What the exercise asks
Continue the Los Angeles art exhibition listings below from the point where they stop, keeping the same format for any new entries.

>> START Source extract

Allen Ruppersberg, “Intellectual Property 1968-2018,” at the Hammer Museum. Over the course of his career, the U.S.-based conceptual artist has employed elements of popular culture — newspapers, magazines, band posters and more — to create curious juxtapositions of image and text. This is the first comprehensive survey devoted to his work in more than 30 years and will feature some of his groundbreaking early environmental installations, including “Al’s Cafe” from 1969 and “Al’s Grand Hotel” from 1971. Through May 12. 10899 Wilshire Blvd., Westwood, Los Angeles,

“Brognon-Rollin: Maybe Some Of Us Will Change This,” at the ICA LA. Artists David Brognon and Stéphanie Rollin, otherwise known as Brognon-Rollin, worked with students at Metropolitan High School on a project about political tensions, immigration and the U.S.-Mexico border — which included a trip, with the students, to the border. Collectively, they have produced a multi-site sound installation that contends with these issues in the Oaxacan whistled language of Mazatec, a work created in collaboration with linguist and educator Eloy Garcia. The sound piece will be presented at the ICA, as well as Metropolitan High School and ice cream trucks that ply the streets around the school and the museum. Through May 12. 1717 East 7th St., downtown Los Angeles,

A detail from an installation by the duo Brognon-Rollin at ICA LA that deals with immigration and the border

Vanessa German, "$lang: Short Language in Soul,” at Gavlak. Using found objects — in particular, vintage tennis rackets — that she largely harvests from her neighborhood in Pittsburgh, German creates “power figures” and other objects that dwell on the nature of black female strength and identity. Through May 18. 1034 N. Highland Ave., Hollywood,

Michi Meko, “When It’s Black Outside,” at E.C. Liná. In an installation, the Atlanta-based artist examines concepts of blackness and ancestral lineage through arrangements of objects that include cartography, cast-iron skillets and elements of sound. Through May 18. 4480 W. Adams Blvd., West Adams, Los Angeles,

“Haint Removal,” 2019, by Michi Meko, at E.C. Liná
(E.C. Liná)

Graciela Iturbide, “Hay Tiempo,” at Rosegallery. The Mexican photographer is known for turning a sensitive and poetic lens on myriad subjects, whether it’s indigenous groups in southern Mexico or Chicano youth in East L.A. This show gathers work by the artist in honor of her solo exhibition at the Museum of Fine Arts Boston, the first major East Coast presentation of her work. Through May 18. Bergamot Station, 2525 Michigan Ave., D4, Santa Monica,

Haim Steinbach, “Appear to Use,” at Tanya Bonakdar Gallery. The conceptual artist, known for his taught arrangements of objects, elements of architecture and fragments of text, is currently the subject of a solo exhibition — his first in 10 years. The show will feature the shelf pieces for which he is known, as well as site-specific architectural interventions. Through May 18. 1010 N. Highland Ave., Hollywood,

“pantone16-1546pixlivingcoral,” 2019 by Haim Steinbach at Tanya Bonakdar.
(Jeff McLane)

>> END Source extract
>> START Material

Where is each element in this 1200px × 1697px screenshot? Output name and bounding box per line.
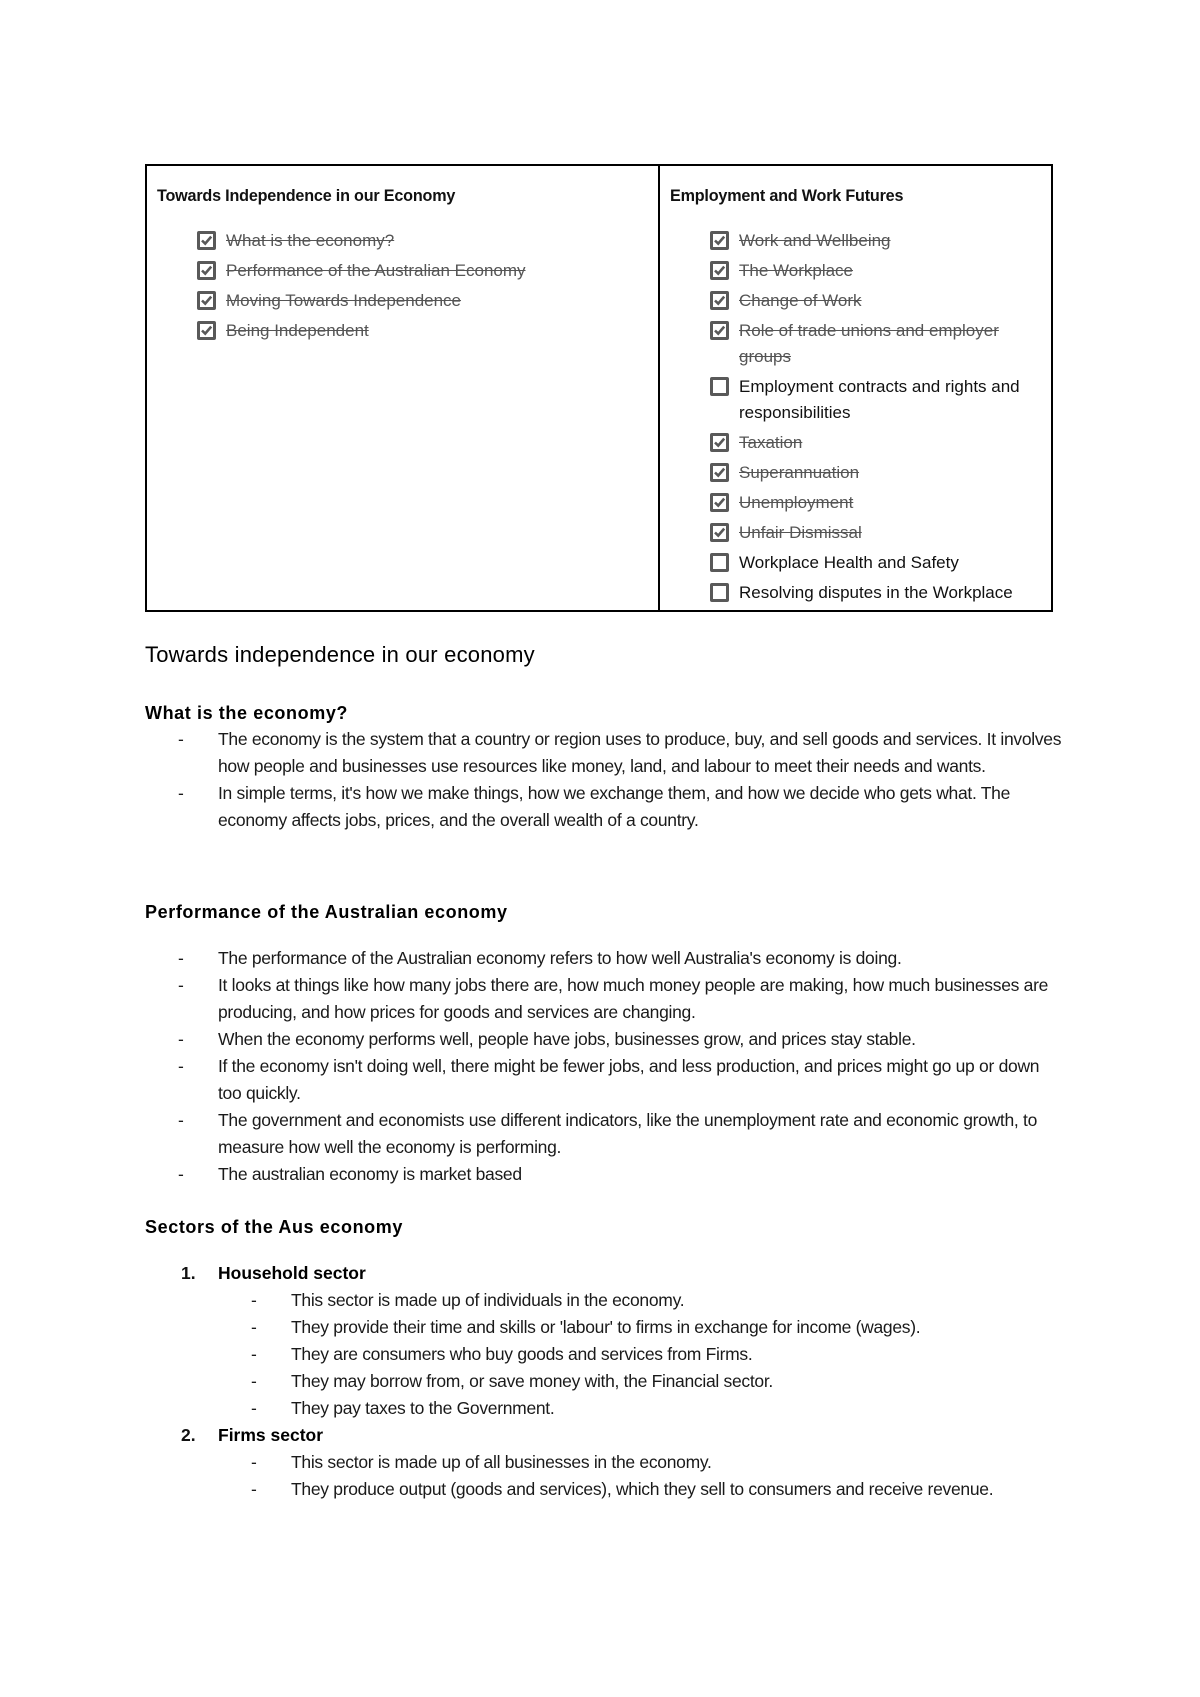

>> END Material

Task result
“Dirty Protest: Selections from the Contemporary Collection,” at the Hammer Museums. An exhibition drawn from recent acquisitions to the museum’s permanent collection brings together contemporary works by more than 30 international artists. The show takes its title from a 2015 painting by Tala Madani included in the show. Through May 19. 10899 Wilshire Blvd., Westwood, Los Angeles,

“Parergon: Japanese Art of the 1980s and 1990s,” at Blum & Poe. This is the second installment of a two-part show devoted to Japanese art of the ’80s and ’90s, examining topics such as retro-futurism, simulation and national boundaries. Organized by independent curator Mika Yoshitake, this includes work by an eye-popping 25 artists, including Kenjiro Okazaki, Mariko Mori, Masato Nakamura and Eye. Through May 19. 2727 S. La Cienega Blvd., Culver City,

Heidi Hahn, “Burn Out in Shredded Heaven,” and Jarvis Boyland, “On Hold,” at Kohn Gallery. Kohn is hosting a pair of solo exhibitions. The first features work by Hahn, a New York-based painter whose deeply saturated canvases often feature female figures, most frequently in states of introspection or alienation. The second is displaying work by the Chicago-based Boyland, whose intimate, figurative canvases tackle the intersecting themes of blackness and queerness. Many of these compositions are based on photographs that the artist reconfigures. Through May 23. 1227 N. Highland Ave., Hollywood,

New paintings by Jarvis Boyland, above, are part of a two-artist show at Kohn Gallery in Hollywood
(Kohn Gallery)

Steven Hull, “Our Little Chapel by the Lake — The Transformation of Jesus Christ,” at Meliksetian Briggs. In his second solo installation at the gallery, Hull is presenting a three-part exhibition that includes a show of abstract paintings with a kinetic sculpture, figurative paintings and sculpture and a record release and performance (the latter of which will close out the show). The show continues to explore the themes — such as seafaring and the carnivalesque — for which Hull is well known. Through May 25. 313 N. Fairfax Ave., Beverly Grove, Los Angeles,

Soyoung Shin, “Welcome Home,” at AA | LA gallery. Artist Soyoung Shin has created an installation that takes as its point of inspiration the home design retail space. Within a functioning showroom setting, the artist is showcasing the art of the transaction as well as the work of numerous other artists — including Michael Parker, Charles Mathis, Semi-Tropic Spiritualists, Yasmine Diaz and Victoria Tao. Through May 25. 7313 Melrose Ave., Fairfax, Los Angeles,

A graphic by Soyoung Shin for “Welcome Home.”
(Soyoung Shin / AA | LA)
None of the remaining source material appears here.